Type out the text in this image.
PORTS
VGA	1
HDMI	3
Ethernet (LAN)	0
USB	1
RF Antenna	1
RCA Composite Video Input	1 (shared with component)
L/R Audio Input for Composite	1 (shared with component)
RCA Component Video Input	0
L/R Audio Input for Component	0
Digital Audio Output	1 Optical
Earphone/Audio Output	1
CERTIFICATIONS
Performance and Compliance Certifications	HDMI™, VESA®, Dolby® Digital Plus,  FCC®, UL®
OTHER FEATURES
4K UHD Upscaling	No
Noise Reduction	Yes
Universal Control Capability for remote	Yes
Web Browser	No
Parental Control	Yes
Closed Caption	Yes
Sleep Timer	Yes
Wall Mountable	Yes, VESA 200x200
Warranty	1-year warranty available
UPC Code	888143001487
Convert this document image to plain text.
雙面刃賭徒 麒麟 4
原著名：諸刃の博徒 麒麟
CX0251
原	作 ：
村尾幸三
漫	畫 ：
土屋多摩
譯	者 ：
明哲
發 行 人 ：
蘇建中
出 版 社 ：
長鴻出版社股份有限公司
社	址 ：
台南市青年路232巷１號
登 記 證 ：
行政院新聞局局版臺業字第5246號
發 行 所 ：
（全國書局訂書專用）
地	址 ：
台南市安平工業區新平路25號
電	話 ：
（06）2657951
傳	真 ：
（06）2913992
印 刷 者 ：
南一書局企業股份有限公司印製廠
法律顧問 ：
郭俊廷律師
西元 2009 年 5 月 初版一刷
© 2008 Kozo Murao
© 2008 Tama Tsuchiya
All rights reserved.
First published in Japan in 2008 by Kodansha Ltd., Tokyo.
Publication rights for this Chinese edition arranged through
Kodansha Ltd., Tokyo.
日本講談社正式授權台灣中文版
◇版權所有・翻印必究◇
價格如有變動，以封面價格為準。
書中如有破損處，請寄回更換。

◆ STATED GOAL:
Produce an exact copy of the whole listing.

◆ PROBLEM SOLUTION:
Type out the text in this image.
PORTS
VGA	1
HDMI	3
Ethernet (LAN)	0
USB	1
RF Antenna	1
RCA Composite Video Input	1 (shared with component)
L/R Audio Input for Composite	1 (shared with component)
RCA Component Video Input	0
L/R Audio Input for Component	0
Digital Audio Output	1 Optical
Earphone/Audio Output	1
CERTIFICATIONS
Performance and Compliance Certifications	HDMI™, VESA®, Dolby® Digital Plus,  FCC®, UL®
OTHER FEATURES
4K UHD Upscaling	No
Noise Reduction	Yes
Universal Control Capability for remote	Yes
Web Browser	No
Parental Control	Yes
Closed Caption	Yes
Sleep Timer	Yes
Wall Mountable	Yes, VESA 200x200
Warranty	1-year warranty available
UPC Code	888143001487
Convert this document image to plain text.
雙面刃賭徒 麒麟 4
原著名：諸刃の博徒 麒麟
CX0251
原	作 ：
村尾幸三
漫	畫 ：
土屋多摩
譯	者 ：
明哲
發 行 人 ：
蘇建中
出 版 社 ：
長鴻出版社股份有限公司
社	址 ：
台南市青年路232巷１號
登 記 證 ：
行政院新聞局局版臺業字第5246號
發 行 所 ：
（全國書局訂書專用）
地	址 ：
台南市安平工業區新平路25號
電	話 ：
（06）2657951
傳	真 ：
（06）2913992
印 刷 者 ：
南一書局企業股份有限公司印製廠
法律顧問 ：
郭俊廷律師
西元 2009 年 5 月 初版一刷
© 2008 Kozo Murao
© 2008 Tama Tsuchiya
All rights reserved.
First published in Japan in 2008 by Kodansha Ltd., Tokyo.
Publication rights for this Chinese edition arranged through
Kodansha Ltd., Tokyo.
日本講談社正式授權台灣中文版
◇版權所有・翻印必究◇
價格如有變動，以封面價格為準。
書中如有破損處，請寄回更換。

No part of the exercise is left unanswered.